Exercise aim: Where a line below holds the string "appears", copy that line.
* Begin Data shown *
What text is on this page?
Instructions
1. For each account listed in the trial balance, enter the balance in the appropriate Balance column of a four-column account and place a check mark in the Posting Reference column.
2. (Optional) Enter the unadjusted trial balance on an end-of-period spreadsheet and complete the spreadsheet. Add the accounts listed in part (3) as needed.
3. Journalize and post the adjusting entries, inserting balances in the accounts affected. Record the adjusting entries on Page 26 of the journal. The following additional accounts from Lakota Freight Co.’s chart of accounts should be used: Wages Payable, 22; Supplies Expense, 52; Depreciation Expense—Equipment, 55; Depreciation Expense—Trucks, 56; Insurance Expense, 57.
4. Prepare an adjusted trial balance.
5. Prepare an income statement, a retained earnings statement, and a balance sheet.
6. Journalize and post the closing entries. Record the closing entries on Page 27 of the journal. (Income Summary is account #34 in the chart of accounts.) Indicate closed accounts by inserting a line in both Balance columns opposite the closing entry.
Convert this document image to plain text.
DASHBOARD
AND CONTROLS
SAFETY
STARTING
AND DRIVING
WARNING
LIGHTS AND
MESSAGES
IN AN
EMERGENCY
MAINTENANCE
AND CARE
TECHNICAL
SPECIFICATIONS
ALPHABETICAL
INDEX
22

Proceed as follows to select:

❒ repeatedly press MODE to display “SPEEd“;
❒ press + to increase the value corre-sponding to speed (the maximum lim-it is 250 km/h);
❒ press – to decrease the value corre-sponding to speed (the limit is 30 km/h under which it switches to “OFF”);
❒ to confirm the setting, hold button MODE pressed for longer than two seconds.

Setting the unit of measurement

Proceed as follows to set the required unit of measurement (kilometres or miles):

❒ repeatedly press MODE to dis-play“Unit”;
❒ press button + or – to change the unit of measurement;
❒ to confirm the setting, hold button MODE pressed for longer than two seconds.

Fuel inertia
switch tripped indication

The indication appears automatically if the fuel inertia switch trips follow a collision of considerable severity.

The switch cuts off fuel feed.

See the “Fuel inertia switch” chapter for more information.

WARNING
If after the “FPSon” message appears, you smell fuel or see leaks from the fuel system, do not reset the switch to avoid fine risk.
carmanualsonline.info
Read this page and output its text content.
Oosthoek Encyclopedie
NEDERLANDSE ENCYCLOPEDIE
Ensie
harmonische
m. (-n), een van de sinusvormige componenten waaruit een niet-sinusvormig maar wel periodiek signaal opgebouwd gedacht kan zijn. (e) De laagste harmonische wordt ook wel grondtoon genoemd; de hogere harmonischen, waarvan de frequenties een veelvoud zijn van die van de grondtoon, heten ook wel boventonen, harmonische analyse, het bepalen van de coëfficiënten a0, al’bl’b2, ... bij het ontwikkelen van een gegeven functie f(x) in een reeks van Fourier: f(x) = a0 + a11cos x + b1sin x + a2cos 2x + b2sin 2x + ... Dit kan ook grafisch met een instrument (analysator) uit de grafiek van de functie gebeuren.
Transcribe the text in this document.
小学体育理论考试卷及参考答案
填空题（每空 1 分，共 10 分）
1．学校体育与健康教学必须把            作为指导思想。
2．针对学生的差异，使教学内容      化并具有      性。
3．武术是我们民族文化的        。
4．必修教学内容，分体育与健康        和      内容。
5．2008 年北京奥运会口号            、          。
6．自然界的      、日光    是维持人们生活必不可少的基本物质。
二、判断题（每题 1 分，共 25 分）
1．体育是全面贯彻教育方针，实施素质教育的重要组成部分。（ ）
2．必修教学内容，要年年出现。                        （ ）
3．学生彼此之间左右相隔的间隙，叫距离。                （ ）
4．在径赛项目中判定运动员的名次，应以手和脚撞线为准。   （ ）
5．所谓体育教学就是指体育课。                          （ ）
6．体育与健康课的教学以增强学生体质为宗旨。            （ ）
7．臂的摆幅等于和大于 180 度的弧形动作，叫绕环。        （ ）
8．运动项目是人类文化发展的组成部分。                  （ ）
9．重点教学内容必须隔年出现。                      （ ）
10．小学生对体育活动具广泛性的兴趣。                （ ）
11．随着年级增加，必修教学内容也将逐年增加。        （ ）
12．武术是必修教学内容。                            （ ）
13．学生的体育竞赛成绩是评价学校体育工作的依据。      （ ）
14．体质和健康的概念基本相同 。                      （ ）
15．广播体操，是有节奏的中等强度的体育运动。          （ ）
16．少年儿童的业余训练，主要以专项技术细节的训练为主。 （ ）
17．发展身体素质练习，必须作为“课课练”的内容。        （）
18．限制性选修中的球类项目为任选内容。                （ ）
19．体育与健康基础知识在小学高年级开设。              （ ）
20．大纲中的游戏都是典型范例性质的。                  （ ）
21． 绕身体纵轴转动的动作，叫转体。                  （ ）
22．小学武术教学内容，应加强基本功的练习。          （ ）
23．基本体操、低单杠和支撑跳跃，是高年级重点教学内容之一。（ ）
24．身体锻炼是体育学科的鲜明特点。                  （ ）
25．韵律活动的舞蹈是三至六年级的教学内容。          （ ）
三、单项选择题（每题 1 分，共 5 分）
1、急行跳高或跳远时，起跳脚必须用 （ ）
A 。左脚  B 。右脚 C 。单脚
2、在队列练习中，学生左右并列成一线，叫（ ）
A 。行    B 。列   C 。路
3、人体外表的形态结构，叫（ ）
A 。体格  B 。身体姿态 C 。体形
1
* End Data shown *
Solved exercise:
The indication appears automatically if the fuel inertia switch trips follow a collision of considerable severity.
If after the “FPSon” message appears, you smell fuel or see leaks from the fuel system, do not reset the switch to avoid fine risk.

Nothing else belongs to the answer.